== EXTRACTED ENTRIES
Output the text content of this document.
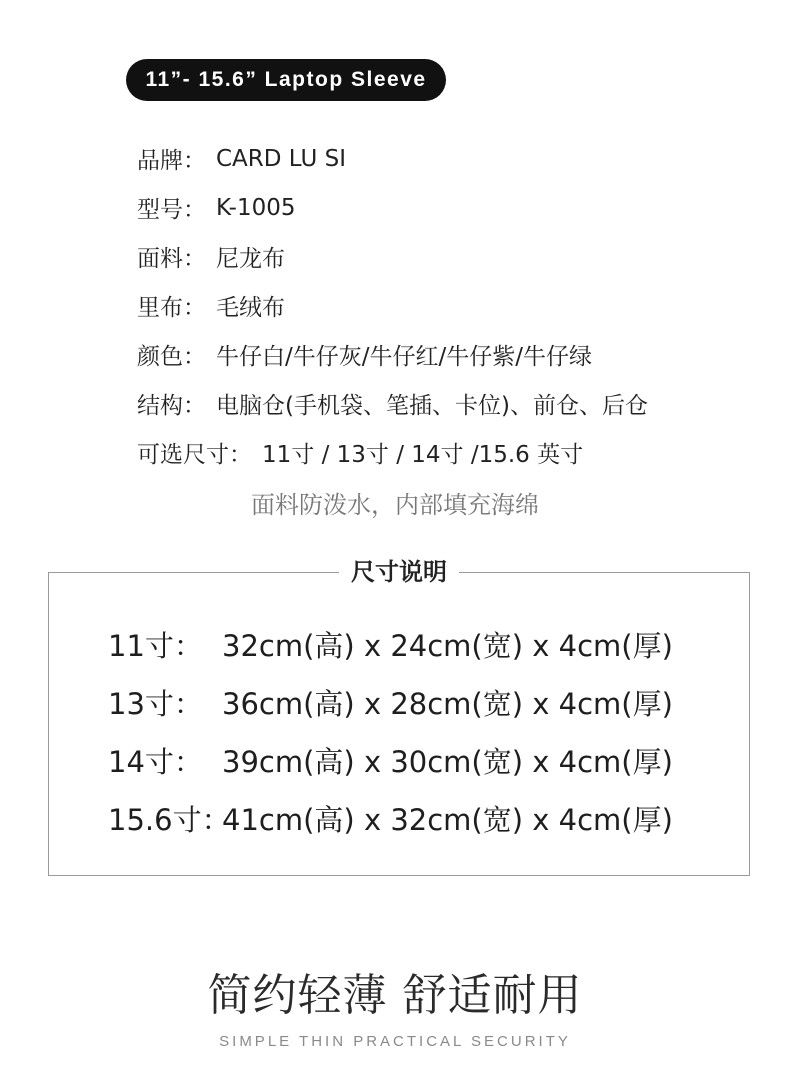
11”- 15.6” Laptop Sleeve
品牌 ： CARD LU SI
型号 ： K-1005
面料 ： 尼龙布
里布 ： 毛绒布
颜色 ： 牛仔白/牛仔灰/牛仔红/牛仔紫/牛仔绿
结构 ： 电脑仓(手机袋、笔插、卡位)、前仓、后仓
可选尺寸 ： 11寸 / 13寸 / 14寸 /15.6 英寸
面料防泼水，内部填充海绵
尺寸说明
11寸： 32cm(高) x 24cm(宽) x 4cm(厚)
13寸： 36cm(高) x 28cm(宽) x 4cm(厚)
14寸： 39cm(高) x 30cm(宽) x 4cm(厚)
15.6寸：
41cm(高) x 32cm(宽) x 4cm(厚)
简约轻薄 舒适耐用
SIMPLE THIN PRACTICAL SECURITY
====
WHAT IS EXPECTED: Quote the records in full and exactly; skip any image.

EXPECTED OUTPUT:
Output the text content of this document.
11”- 15.6” Laptop Sleeve
品牌 ： CARD LU SI
型号 ： K-1005
面料 ： 尼龙布
里布 ： 毛绒布
颜色 ： 牛仔白/牛仔灰/牛仔红/牛仔紫/牛仔绿
结构 ： 电脑仓(手机袋、笔插、卡位)、前仓、后仓
可选尺寸 ： 11寸 / 13寸 / 14寸 /15.6 英寸
面料防泼水，内部填充海绵
尺寸说明
11寸： 32cm(高) x 24cm(宽) x 4cm(厚)
13寸： 36cm(高) x 28cm(宽) x 4cm(厚)
14寸： 39cm(高) x 30cm(宽) x 4cm(厚)
15.6寸：
41cm(高) x 32cm(宽) x 4cm(厚)
简约轻薄 舒适耐用
SIMPLE THIN PRACTICAL SECURITY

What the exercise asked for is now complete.